**Task to carry out:** Select lines where the word "xlabel" appears.

**Data listing:**
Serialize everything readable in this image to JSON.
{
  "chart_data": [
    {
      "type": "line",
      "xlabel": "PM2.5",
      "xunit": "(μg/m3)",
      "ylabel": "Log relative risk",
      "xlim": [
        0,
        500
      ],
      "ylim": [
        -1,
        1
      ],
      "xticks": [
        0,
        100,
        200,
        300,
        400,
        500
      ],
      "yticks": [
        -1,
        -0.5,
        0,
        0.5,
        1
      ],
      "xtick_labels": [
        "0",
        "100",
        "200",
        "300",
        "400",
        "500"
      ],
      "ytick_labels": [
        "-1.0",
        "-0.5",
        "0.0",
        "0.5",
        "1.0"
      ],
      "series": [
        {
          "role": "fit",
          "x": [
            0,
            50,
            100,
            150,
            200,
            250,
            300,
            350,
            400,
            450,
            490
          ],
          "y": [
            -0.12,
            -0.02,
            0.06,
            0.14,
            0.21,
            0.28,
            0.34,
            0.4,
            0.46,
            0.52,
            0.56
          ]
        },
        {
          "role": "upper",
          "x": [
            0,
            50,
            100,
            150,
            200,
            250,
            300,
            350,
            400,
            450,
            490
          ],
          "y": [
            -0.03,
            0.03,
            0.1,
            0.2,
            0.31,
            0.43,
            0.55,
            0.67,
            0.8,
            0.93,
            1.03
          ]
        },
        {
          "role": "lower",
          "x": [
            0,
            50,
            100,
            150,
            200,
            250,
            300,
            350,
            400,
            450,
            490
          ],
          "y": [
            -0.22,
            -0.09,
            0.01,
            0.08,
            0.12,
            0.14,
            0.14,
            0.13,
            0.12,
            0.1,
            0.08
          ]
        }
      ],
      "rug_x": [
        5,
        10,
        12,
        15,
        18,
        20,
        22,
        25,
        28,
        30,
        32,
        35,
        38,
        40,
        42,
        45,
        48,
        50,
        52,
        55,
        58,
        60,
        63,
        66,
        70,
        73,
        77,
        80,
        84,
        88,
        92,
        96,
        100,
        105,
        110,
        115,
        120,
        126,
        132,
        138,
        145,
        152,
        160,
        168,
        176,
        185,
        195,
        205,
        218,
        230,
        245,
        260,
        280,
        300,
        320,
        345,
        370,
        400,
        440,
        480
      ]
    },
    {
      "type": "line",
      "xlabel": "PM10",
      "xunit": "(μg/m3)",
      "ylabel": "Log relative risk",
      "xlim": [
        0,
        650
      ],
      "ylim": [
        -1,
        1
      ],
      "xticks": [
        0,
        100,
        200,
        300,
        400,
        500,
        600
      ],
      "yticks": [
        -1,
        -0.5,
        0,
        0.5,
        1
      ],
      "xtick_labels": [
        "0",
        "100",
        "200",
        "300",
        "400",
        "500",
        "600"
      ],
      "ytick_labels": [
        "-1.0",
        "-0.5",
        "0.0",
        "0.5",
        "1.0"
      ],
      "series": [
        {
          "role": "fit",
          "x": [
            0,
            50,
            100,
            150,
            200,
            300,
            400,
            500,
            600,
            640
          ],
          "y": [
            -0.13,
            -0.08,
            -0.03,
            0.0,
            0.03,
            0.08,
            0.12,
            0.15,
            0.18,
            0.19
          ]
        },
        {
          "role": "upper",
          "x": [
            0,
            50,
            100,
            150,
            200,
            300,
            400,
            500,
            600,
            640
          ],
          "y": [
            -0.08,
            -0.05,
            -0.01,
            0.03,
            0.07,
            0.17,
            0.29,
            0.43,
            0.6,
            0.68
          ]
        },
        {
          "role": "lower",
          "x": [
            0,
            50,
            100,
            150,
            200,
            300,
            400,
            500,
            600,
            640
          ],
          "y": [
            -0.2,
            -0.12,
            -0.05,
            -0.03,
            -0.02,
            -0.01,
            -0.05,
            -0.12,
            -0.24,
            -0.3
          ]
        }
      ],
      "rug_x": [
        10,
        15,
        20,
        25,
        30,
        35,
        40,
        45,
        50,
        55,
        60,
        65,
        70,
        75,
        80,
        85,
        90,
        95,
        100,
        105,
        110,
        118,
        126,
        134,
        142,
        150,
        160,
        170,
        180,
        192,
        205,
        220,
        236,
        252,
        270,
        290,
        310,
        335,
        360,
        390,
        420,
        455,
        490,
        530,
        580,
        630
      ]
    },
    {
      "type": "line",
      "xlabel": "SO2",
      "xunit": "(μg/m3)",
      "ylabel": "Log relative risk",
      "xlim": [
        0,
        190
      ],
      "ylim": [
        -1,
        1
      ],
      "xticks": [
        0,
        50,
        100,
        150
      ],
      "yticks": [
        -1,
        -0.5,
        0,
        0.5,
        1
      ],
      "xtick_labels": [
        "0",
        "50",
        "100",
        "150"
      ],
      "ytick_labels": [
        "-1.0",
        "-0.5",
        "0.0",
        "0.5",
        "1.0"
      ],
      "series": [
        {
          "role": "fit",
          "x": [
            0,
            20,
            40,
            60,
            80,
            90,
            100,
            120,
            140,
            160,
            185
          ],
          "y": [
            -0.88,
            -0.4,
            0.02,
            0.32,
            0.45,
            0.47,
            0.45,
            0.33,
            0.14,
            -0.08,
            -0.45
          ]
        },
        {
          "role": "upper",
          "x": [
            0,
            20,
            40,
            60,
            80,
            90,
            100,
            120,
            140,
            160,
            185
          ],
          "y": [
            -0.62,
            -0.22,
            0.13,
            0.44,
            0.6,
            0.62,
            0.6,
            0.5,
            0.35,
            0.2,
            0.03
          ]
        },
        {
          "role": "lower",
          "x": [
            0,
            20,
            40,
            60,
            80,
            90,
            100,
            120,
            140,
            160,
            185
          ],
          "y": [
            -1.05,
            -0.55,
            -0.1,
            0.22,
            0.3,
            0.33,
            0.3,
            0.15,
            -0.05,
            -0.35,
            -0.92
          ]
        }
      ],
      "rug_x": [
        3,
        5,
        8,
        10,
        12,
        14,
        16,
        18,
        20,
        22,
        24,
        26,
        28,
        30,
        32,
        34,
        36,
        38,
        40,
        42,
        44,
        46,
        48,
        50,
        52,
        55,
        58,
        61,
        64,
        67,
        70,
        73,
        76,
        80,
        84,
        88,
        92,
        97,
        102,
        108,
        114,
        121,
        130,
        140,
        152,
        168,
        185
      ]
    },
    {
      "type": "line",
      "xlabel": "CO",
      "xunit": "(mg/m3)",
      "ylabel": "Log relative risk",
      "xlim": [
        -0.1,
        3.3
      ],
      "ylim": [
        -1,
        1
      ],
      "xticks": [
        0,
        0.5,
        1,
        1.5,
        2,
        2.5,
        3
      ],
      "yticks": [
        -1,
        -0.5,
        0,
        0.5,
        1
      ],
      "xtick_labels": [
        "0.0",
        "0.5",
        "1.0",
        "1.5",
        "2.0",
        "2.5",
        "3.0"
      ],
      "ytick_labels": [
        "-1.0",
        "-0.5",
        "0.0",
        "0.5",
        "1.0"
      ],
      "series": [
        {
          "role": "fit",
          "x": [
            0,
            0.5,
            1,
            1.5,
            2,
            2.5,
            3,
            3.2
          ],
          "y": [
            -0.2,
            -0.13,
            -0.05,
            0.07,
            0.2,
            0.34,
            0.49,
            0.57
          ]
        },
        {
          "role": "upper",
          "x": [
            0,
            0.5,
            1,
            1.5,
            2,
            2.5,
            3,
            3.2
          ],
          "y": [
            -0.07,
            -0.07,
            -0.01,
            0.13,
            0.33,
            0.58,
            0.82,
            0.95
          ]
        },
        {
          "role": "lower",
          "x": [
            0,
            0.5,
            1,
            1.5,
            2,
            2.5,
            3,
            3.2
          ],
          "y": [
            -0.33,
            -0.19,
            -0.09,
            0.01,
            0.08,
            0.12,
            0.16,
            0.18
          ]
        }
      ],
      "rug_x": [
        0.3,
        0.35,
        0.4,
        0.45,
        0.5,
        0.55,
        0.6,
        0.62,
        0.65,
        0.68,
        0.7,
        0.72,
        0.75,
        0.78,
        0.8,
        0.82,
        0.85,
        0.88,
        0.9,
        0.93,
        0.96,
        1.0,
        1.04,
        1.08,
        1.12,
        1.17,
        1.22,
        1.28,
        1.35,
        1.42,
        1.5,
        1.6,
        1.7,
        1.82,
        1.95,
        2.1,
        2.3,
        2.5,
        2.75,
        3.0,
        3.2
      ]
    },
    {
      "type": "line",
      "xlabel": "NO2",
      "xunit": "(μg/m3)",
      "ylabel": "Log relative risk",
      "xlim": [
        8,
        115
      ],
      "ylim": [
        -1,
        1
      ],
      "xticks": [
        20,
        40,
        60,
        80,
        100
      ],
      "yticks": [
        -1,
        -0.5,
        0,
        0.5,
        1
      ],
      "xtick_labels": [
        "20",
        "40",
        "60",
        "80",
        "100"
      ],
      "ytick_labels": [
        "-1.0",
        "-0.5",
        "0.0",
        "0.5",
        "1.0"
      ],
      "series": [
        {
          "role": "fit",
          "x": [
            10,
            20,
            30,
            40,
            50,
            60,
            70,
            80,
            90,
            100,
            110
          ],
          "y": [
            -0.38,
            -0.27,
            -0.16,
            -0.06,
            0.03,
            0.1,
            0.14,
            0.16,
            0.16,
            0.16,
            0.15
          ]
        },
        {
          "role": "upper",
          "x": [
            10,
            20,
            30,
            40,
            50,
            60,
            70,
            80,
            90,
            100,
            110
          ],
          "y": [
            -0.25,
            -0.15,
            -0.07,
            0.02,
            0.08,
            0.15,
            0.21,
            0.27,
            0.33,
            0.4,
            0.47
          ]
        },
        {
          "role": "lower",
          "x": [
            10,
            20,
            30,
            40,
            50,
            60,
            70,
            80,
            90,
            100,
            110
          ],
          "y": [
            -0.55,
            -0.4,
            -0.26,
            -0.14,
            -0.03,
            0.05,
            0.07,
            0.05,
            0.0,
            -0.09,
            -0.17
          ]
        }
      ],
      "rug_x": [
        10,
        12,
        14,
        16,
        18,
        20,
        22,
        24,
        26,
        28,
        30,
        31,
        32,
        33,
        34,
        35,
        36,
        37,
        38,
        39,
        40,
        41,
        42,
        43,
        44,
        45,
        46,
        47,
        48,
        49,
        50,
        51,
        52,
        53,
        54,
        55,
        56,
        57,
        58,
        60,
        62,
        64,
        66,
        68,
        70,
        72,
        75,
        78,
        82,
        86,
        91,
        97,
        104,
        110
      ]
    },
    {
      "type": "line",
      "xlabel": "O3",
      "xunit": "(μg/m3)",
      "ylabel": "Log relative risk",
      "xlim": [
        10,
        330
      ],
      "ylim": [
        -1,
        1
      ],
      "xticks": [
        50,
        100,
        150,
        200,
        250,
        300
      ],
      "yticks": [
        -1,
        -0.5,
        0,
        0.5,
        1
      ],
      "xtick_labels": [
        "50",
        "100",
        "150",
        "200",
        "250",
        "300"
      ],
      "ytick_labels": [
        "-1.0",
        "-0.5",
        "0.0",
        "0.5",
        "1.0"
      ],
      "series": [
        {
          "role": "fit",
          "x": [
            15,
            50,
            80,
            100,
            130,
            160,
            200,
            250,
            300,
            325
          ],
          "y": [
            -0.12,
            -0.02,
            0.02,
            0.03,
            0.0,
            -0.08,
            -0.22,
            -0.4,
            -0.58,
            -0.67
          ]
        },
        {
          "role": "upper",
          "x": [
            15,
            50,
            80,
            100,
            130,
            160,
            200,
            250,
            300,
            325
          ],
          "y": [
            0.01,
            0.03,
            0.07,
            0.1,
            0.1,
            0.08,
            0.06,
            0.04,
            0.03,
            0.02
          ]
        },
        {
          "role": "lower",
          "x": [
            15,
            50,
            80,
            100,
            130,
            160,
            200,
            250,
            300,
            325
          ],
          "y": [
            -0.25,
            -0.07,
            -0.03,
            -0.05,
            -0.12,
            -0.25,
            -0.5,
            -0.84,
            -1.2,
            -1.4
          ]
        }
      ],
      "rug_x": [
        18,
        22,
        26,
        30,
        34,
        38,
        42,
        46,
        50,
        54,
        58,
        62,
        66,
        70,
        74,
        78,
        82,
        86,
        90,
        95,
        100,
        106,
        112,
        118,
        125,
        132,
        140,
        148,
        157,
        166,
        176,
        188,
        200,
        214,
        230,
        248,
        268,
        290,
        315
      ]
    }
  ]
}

**Answer below:**
      "xlabel": "PM2.5",
      "xlabel": "PM10",
      "xlabel": "SO2",
      "xlabel": "CO",
      "xlabel": "NO2",
      "xlabel": "O3",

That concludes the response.